Begin Given records

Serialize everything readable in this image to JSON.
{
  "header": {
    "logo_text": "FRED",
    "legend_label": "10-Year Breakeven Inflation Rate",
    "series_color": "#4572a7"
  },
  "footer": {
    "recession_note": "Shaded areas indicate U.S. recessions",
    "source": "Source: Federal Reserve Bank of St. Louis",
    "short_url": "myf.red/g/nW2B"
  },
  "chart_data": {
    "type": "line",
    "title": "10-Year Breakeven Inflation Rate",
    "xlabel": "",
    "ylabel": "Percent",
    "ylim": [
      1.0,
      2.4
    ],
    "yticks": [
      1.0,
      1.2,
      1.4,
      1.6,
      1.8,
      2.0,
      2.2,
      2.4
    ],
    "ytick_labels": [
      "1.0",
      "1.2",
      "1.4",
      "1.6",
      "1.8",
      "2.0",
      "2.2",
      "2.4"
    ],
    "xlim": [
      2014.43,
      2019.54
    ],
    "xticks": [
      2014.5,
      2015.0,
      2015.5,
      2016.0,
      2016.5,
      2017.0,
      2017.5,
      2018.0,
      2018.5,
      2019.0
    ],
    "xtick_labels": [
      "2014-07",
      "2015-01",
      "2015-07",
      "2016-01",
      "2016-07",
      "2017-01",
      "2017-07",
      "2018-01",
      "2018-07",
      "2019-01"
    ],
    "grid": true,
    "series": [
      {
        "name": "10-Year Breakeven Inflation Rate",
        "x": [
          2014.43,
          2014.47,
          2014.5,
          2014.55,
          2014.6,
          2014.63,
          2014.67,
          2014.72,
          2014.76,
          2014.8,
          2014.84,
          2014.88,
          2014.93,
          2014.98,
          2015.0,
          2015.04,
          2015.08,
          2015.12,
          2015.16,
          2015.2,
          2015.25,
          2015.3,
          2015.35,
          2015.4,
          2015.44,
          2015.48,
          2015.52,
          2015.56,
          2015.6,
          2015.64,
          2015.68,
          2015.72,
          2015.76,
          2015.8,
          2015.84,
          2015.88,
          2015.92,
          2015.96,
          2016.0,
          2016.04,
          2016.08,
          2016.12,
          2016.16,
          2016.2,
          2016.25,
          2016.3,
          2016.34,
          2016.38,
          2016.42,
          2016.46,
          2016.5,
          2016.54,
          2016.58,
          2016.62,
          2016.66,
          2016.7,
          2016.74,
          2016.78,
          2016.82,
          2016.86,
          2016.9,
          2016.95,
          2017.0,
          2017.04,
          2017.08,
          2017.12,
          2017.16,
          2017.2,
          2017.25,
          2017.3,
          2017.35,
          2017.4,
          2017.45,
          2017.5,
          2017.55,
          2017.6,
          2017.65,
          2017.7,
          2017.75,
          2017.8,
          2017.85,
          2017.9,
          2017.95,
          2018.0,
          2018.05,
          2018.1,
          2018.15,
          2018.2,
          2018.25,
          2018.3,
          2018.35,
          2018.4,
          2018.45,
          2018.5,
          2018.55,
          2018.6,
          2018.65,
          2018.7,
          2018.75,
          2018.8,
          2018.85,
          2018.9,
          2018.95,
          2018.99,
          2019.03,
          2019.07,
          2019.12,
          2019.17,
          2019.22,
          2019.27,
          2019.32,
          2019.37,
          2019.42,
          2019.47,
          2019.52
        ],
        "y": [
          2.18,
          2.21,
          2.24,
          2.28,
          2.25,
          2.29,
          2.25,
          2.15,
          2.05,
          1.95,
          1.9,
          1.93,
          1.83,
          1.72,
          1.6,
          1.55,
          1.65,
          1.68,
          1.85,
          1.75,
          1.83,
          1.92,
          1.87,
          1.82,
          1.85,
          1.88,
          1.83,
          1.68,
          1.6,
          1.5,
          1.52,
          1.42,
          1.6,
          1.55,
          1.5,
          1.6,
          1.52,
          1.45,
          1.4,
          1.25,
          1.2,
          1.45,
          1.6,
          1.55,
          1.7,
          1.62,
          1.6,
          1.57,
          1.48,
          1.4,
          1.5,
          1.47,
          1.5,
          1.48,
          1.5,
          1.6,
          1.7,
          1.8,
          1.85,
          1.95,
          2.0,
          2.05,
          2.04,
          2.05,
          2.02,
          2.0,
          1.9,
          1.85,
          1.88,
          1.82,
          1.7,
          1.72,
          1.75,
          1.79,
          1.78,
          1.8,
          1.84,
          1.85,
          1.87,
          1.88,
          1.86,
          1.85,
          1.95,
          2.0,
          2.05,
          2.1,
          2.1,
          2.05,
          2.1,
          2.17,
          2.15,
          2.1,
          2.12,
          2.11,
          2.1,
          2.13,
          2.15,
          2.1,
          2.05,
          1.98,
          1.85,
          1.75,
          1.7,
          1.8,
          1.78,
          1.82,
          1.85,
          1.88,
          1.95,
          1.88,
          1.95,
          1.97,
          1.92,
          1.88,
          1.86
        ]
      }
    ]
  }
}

End Given records

> **Short exercise**:
State how many lines in the records above contain the word "Year", and give only that number.

> **Full response**:
3